◆ AIM OF THE EXERCISE ◆
Your reply should be one number: the count of lines holding the word "text".

◆ Stored data entries ◆
—————

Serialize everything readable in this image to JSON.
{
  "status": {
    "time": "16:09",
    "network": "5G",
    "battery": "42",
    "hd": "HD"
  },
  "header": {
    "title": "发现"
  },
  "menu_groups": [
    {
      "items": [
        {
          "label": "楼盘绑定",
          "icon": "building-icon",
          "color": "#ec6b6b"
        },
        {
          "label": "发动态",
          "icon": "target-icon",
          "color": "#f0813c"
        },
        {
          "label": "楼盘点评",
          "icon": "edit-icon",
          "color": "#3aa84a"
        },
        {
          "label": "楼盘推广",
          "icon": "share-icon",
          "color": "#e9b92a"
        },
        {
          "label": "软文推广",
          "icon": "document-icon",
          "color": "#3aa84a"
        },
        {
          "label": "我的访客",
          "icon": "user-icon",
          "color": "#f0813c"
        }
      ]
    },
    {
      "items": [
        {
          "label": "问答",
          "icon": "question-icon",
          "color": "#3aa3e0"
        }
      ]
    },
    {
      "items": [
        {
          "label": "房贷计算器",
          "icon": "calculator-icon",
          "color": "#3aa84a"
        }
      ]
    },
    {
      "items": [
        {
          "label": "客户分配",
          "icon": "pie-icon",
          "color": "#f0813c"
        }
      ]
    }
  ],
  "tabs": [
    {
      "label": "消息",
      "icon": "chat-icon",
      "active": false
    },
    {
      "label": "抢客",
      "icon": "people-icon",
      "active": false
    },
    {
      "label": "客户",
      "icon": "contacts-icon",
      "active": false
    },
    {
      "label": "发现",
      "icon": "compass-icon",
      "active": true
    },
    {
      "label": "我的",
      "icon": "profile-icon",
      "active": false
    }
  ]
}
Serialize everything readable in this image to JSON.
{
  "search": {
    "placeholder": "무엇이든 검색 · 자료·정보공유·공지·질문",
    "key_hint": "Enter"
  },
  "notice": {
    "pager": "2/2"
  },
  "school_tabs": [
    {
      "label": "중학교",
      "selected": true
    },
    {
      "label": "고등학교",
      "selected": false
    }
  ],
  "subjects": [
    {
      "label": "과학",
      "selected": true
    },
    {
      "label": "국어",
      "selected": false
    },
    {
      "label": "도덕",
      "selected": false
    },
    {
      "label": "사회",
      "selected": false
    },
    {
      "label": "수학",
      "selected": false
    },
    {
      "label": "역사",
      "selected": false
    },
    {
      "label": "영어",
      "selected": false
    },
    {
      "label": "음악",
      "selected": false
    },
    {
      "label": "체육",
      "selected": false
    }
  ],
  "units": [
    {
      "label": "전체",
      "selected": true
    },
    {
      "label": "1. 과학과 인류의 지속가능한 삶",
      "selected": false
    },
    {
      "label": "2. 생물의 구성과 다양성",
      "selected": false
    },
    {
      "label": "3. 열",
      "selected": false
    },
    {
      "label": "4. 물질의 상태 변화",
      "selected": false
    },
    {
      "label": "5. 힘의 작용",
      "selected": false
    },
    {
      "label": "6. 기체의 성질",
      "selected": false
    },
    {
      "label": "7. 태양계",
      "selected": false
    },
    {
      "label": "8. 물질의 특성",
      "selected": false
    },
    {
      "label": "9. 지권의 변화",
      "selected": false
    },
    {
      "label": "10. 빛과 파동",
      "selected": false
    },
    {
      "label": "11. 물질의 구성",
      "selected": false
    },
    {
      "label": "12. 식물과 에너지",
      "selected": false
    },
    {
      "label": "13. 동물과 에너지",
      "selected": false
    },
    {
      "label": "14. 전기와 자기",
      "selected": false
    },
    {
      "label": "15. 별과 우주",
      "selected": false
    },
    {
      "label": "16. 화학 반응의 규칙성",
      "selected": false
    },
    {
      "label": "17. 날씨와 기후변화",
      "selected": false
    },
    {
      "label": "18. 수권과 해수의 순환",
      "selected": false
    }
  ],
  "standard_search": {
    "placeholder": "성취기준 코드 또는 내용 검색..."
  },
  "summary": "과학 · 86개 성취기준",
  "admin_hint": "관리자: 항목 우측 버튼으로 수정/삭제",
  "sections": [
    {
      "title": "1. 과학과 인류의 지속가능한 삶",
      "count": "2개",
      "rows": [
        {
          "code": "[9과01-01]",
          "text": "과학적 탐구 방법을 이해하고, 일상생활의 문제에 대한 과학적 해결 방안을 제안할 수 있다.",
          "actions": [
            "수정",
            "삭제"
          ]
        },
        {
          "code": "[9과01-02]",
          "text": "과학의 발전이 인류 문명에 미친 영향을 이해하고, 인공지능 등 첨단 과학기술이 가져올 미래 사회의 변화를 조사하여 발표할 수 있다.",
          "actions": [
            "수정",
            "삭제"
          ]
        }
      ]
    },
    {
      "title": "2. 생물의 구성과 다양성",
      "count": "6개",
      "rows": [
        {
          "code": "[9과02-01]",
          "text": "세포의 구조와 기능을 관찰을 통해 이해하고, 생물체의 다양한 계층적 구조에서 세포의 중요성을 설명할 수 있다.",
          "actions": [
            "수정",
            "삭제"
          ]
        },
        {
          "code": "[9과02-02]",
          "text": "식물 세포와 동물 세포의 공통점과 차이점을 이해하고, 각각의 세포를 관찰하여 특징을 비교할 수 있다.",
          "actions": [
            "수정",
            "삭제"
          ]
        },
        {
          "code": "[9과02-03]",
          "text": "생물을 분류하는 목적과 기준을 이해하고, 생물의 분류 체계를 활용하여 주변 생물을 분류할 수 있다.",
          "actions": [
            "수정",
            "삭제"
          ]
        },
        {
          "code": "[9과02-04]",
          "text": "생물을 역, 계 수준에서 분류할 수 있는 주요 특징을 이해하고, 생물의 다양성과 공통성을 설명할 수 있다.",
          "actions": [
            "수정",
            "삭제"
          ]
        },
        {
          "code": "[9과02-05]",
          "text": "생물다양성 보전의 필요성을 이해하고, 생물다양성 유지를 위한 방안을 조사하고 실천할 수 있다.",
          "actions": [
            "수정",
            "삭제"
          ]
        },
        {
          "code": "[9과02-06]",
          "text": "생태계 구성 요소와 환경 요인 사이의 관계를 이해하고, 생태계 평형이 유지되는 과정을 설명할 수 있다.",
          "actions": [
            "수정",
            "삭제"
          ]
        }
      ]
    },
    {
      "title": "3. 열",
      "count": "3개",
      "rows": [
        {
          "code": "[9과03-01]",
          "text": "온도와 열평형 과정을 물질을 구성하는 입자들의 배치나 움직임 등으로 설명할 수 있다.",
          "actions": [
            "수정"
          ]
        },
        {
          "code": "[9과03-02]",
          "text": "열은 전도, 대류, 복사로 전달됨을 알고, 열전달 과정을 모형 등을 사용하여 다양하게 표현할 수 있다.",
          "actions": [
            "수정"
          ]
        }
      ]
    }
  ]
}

—————

◆ ANSWER FOR THE TASK ◆
10